▸ Written request:
Copy each line below without leaving any out.

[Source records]
-- START --

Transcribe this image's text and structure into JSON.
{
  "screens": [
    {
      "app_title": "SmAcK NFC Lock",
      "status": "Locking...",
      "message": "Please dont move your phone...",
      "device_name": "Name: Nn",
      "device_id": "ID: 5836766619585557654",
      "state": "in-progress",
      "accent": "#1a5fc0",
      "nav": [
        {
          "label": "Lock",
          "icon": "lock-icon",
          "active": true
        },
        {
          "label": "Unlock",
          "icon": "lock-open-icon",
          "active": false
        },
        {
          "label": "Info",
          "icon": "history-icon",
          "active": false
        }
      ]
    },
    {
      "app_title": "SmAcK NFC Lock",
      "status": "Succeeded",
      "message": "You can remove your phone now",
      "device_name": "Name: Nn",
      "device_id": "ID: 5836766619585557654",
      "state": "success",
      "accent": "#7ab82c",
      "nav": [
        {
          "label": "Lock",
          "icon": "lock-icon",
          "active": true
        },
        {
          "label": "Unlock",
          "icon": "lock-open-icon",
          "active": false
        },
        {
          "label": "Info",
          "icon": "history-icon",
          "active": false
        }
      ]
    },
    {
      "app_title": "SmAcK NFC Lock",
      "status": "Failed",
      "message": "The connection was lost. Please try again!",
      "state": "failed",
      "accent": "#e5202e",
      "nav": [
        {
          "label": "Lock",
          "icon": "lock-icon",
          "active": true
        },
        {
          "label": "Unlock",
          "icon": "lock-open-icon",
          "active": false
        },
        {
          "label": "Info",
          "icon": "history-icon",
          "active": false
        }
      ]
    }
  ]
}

-- END --

▸ Expected output:
Transcribe this image's text and structure into JSON.
{
  "screens": [
    {
      "app_title": "SmAcK NFC Lock",
      "status": "Locking...",
      "message": "Please dont move your phone...",
      "device_name": "Name: Nn",
      "device_id": "ID: 5836766619585557654",
      "state": "in-progress",
      "accent": "#1a5fc0",
      "nav": [
        {
          "label": "Lock",
          "icon": "lock-icon",
          "active": true
        },
        {
          "label": "Unlock",
          "icon": "lock-open-icon",
          "active": false
        },
        {
          "label": "Info",
          "icon": "history-icon",
          "active": false
        }
      ]
    },
    {
      "app_title": "SmAcK NFC Lock",
      "status": "Succeeded",
      "message": "You can remove your phone now",
      "device_name": "Name: Nn",
      "device_id": "ID: 5836766619585557654",
      "state": "success",
      "accent": "#7ab82c",
      "nav": [
        {
          "label": "Lock",
          "icon": "lock-icon",
          "active": true
        },
        {
          "label": "Unlock",
          "icon": "lock-open-icon",
          "active": false
        },
        {
          "label": "Info",
          "icon": "history-icon",
          "active": false
        }
      ]
    },
    {
      "app_title": "SmAcK NFC Lock",
      "status": "Failed",
      "message": "The connection was lost. Please try again!",
      "state": "failed",
      "accent": "#e5202e",
      "nav": [
        {
          "label": "Lock",
          "icon": "lock-icon",
          "active": true
        },
        {
          "label": "Unlock",
          "icon": "lock-open-icon",
          "active": false
        },
        {
          "label": "Info",
          "icon": "history-icon",
          "active": false
        }
      ]
    }
  ]
}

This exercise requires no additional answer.